Task directions — Repeat each entry word for word. Leave any images out of the copy.
═══
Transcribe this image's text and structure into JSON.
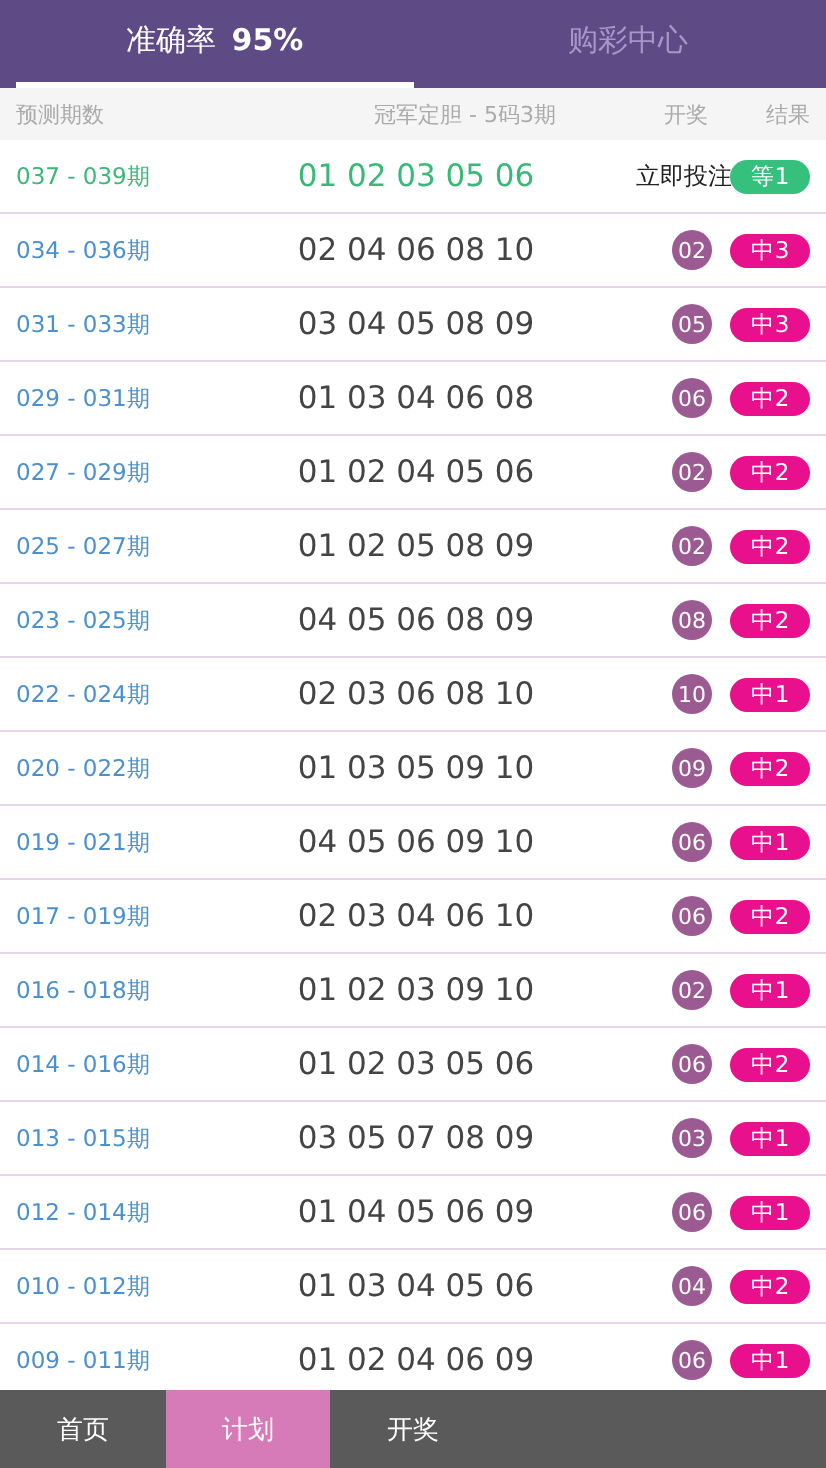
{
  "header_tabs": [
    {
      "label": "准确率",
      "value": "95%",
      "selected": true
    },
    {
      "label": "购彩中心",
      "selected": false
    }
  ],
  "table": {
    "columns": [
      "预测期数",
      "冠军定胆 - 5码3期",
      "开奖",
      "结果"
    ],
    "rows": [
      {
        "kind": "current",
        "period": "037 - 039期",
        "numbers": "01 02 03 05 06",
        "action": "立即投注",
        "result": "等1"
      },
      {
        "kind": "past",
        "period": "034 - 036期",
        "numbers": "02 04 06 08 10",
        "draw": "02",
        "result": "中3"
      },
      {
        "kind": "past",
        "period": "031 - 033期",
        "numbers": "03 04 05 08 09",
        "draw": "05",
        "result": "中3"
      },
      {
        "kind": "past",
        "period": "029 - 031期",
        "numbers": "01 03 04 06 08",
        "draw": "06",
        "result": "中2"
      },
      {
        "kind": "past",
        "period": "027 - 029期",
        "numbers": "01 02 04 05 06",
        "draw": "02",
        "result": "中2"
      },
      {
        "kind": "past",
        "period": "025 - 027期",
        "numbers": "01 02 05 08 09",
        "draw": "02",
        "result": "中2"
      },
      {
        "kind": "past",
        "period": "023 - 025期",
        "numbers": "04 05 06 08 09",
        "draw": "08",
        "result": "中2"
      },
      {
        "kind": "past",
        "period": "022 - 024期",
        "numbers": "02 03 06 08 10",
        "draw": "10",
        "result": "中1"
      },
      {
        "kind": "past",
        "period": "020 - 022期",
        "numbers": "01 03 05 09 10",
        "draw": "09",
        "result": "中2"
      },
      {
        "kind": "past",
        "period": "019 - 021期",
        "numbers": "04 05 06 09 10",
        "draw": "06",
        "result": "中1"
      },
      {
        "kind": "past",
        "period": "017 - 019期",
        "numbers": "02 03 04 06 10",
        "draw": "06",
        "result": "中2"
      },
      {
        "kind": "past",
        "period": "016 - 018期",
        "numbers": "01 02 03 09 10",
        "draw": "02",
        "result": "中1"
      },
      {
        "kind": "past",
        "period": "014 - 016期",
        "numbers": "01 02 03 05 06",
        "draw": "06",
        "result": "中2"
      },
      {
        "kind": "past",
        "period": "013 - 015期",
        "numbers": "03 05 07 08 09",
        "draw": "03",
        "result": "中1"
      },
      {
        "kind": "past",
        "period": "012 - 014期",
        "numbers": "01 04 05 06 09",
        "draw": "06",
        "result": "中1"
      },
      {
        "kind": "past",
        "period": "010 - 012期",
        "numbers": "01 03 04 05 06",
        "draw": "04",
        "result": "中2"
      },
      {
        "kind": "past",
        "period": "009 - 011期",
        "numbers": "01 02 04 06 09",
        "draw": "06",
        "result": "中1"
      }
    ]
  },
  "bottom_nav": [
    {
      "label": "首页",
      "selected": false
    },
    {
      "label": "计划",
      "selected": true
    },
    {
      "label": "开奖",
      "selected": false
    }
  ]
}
═══
Task response —
Transcribe this image's text and structure into JSON.
{
  "header_tabs": [
    {
      "label": "准确率",
      "value": "95%",
      "selected": true
    },
    {
      "label": "购彩中心",
      "selected": false
    }
  ],
  "table": {
    "columns": [
      "预测期数",
      "冠军定胆 - 5码3期",
      "开奖",
      "结果"
    ],
    "rows": [
      {
        "kind": "current",
        "period": "037 - 039期",
        "numbers": "01 02 03 05 06",
        "action": "立即投注",
        "result": "等1"
      },
      {
        "kind": "past",
        "period": "034 - 036期",
        "numbers": "02 04 06 08 10",
        "draw": "02",
        "result": "中3"
      },
      {
        "kind": "past",
        "period": "031 - 033期",
        "numbers": "03 04 05 08 09",
        "draw": "05",
        "result": "中3"
      },
      {
        "kind": "past",
        "period": "029 - 031期",
        "numbers": "01 03 04 06 08",
        "draw": "06",
        "result": "中2"
      },
      {
        "kind": "past",
        "period": "027 - 029期",
        "numbers": "01 02 04 05 06",
        "draw": "02",
        "result": "中2"
      },
      {
        "kind": "past",
        "period": "025 - 027期",
        "numbers": "01 02 05 08 09",
        "draw": "02",
        "result": "中2"
      },
      {
        "kind": "past",
        "period": "023 - 025期",
        "numbers": "04 05 06 08 09",
        "draw": "08",
        "result": "中2"
      },
      {
        "kind": "past",
        "period": "022 - 024期",
        "numbers": "02 03 06 08 10",
        "draw": "10",
        "result": "中1"
      },
      {
        "kind": "past",
        "period": "020 - 022期",
        "numbers": "01 03 05 09 10",
        "draw": "09",
        "result": "中2"
      },
      {
        "kind": "past",
        "period": "019 - 021期",
        "numbers": "04 05 06 09 10",
        "draw": "06",
        "result": "中1"
      },
      {
        "kind": "past",
        "period": "017 - 019期",
        "numbers": "02 03 04 06 10",
        "draw": "06",
        "result": "中2"
      },
      {
        "kind": "past",
        "period": "016 - 018期",
        "numbers": "01 02 03 09 10",
        "draw": "02",
        "result": "中1"
      },
      {
        "kind": "past",
        "period": "014 - 016期",
        "numbers": "01 02 03 05 06",
        "draw": "06",
        "result": "中2"
      },
      {
        "kind": "past",
        "period": "013 - 015期",
        "numbers": "03 05 07 08 09",
        "draw": "03",
        "result": "中1"
      },
      {
        "kind": "past",
        "period": "012 - 014期",
        "numbers": "01 04 05 06 09",
        "draw": "06",
        "result": "中1"
      },
      {
        "kind": "past",
        "period": "010 - 012期",
        "numbers": "01 03 04 05 06",
        "draw": "04",
        "result": "中2"
      },
      {
        "kind": "past",
        "period": "009 - 011期",
        "numbers": "01 02 04 06 09",
        "draw": "06",
        "result": "中1"
      }
    ]
  },
  "bottom_nav": [
    {
      "label": "首页",
      "selected": false
    },
    {
      "label": "计划",
      "selected": true
    },
    {
      "label": "开奖",
      "selected": false
    }
  ]
}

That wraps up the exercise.